Goal :: Using the material below, copy every line where "title" appears.
..............................
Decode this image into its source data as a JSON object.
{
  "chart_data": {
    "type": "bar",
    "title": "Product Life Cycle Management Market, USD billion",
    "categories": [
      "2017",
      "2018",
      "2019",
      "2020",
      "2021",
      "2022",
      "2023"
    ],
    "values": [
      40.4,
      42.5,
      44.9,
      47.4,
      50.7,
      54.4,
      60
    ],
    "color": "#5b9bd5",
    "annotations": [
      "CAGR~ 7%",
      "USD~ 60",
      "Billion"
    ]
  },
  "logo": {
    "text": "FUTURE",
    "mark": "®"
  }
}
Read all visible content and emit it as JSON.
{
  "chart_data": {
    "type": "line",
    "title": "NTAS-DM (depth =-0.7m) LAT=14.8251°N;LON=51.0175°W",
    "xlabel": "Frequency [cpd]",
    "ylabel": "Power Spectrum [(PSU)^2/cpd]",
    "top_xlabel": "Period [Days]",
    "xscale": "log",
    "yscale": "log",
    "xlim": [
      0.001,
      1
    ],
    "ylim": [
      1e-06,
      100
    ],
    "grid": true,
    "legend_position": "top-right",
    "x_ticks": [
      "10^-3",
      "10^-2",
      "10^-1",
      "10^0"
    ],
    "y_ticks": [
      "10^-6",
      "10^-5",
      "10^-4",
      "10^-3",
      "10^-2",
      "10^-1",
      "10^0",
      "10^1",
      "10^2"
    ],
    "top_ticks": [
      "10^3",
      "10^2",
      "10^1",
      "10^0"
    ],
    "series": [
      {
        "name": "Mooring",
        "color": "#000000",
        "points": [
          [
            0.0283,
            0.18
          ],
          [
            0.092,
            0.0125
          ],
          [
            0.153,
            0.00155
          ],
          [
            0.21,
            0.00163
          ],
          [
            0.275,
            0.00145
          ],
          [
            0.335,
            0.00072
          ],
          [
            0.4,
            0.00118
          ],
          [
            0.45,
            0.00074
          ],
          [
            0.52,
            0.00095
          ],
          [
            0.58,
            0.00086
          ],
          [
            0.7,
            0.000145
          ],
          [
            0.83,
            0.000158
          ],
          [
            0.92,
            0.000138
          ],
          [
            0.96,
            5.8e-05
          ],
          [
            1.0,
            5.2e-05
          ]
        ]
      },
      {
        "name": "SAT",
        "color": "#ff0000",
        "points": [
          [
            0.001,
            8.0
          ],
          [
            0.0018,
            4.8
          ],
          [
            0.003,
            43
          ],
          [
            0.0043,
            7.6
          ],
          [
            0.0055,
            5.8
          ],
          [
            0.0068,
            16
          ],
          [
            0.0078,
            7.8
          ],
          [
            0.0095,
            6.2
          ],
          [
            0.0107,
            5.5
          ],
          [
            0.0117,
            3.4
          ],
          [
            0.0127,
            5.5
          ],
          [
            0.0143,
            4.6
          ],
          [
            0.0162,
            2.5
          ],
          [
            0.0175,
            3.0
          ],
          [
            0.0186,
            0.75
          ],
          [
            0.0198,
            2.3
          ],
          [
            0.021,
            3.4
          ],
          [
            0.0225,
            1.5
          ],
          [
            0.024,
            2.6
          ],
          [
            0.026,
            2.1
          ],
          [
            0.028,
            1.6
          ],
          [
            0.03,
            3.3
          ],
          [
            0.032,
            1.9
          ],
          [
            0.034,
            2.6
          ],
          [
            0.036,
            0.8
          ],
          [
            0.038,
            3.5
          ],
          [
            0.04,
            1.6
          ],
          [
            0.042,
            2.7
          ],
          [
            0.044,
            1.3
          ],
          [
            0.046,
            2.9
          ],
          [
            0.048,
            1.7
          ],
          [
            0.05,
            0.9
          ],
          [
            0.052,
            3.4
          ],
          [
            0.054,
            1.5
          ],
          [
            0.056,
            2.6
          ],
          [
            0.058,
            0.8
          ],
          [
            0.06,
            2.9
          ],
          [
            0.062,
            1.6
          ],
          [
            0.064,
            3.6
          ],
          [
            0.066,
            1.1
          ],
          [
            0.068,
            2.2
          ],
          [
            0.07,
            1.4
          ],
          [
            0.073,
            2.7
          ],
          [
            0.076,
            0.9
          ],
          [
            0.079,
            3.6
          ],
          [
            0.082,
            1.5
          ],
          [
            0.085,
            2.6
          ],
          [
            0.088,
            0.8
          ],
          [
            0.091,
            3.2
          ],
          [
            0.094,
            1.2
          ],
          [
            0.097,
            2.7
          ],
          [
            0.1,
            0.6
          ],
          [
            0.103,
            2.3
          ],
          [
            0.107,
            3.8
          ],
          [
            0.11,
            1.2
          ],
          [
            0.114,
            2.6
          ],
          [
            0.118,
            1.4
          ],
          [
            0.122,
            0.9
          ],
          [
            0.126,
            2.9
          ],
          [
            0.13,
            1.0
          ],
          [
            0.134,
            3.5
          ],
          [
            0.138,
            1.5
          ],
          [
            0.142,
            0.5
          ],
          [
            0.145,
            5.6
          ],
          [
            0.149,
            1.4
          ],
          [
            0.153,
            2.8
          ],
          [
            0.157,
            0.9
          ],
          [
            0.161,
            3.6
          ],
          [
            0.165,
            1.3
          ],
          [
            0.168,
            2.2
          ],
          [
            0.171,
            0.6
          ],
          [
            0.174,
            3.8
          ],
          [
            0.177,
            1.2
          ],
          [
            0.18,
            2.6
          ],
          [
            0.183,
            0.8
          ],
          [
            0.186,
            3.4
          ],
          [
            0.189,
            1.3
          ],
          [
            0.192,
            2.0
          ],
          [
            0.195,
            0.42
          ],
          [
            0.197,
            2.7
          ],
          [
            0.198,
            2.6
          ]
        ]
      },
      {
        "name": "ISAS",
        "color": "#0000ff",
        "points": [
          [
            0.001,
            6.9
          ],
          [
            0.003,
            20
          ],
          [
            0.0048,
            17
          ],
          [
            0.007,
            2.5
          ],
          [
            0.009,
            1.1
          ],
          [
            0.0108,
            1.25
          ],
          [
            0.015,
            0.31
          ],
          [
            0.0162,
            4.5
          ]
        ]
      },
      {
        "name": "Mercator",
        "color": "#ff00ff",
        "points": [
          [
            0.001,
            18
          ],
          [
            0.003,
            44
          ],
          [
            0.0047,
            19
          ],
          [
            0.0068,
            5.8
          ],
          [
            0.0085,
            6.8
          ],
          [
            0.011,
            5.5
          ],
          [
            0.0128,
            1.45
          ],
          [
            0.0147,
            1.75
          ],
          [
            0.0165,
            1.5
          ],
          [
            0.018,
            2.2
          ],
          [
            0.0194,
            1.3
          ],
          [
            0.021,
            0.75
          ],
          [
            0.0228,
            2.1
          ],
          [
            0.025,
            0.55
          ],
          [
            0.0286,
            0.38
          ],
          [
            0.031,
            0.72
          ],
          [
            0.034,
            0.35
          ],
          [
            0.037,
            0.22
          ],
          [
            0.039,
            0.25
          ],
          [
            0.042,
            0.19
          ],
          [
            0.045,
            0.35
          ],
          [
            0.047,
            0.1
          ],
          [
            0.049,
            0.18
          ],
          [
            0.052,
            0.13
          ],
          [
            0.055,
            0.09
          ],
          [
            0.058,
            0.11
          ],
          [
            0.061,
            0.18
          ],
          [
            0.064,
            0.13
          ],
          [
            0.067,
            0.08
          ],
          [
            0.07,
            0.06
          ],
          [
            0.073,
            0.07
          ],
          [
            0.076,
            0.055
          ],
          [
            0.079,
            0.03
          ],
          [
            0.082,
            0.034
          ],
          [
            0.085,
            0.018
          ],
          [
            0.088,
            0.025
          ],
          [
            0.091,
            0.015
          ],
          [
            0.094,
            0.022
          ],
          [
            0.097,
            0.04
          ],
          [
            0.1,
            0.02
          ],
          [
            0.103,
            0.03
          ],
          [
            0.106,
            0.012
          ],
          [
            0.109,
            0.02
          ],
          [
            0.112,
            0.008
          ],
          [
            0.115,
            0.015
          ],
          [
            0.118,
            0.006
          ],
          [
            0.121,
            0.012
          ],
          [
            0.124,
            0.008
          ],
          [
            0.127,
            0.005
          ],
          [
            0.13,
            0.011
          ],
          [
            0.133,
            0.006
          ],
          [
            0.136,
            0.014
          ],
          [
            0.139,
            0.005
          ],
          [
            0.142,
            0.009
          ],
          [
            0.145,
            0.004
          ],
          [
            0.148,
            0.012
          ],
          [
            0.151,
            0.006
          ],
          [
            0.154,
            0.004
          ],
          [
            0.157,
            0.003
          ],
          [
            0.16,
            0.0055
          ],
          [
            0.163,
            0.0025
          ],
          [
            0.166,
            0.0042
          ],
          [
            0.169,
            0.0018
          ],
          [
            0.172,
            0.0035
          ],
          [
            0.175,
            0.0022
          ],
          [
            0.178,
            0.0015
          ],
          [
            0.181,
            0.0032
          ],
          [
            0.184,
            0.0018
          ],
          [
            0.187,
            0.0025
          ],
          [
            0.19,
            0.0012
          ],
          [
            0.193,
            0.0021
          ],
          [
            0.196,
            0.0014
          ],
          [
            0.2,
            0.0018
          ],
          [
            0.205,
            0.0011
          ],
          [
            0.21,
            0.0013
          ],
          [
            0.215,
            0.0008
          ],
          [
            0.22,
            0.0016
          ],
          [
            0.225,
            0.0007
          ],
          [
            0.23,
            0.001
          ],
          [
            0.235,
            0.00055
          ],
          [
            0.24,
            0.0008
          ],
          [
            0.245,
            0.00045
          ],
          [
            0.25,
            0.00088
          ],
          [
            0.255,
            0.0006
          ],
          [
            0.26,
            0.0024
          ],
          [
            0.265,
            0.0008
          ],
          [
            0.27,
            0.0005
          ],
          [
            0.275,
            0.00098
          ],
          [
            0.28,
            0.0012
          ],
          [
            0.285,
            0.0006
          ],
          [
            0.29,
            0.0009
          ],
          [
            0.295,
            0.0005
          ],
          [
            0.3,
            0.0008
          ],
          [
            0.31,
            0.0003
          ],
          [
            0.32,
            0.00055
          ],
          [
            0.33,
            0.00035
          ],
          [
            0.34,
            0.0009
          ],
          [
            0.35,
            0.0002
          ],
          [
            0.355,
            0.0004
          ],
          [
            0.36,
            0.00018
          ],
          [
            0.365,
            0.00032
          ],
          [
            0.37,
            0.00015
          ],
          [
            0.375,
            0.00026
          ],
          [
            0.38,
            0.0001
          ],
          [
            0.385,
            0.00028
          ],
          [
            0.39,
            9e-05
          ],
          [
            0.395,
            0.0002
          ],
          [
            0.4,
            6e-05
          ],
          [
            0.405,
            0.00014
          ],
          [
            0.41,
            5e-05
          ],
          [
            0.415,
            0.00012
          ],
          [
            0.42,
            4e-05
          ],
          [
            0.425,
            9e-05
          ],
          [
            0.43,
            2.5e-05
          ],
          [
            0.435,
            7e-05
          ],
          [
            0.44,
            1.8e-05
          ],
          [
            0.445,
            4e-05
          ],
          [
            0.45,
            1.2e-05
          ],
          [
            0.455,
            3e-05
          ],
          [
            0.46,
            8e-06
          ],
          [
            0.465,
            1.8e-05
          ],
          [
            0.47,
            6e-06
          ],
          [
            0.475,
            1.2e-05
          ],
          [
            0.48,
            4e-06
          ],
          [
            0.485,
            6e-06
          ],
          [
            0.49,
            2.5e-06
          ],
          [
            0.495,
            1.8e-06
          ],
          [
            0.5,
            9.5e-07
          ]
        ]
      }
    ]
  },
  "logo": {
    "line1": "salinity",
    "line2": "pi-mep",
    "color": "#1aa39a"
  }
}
..............................
Exercise response ::
    "title": "Product Life Cycle Management Market, USD billion",
    "title": "NTAS-DM (depth =-0.7m) LAT=14.8251°N;LON=51.0175°W",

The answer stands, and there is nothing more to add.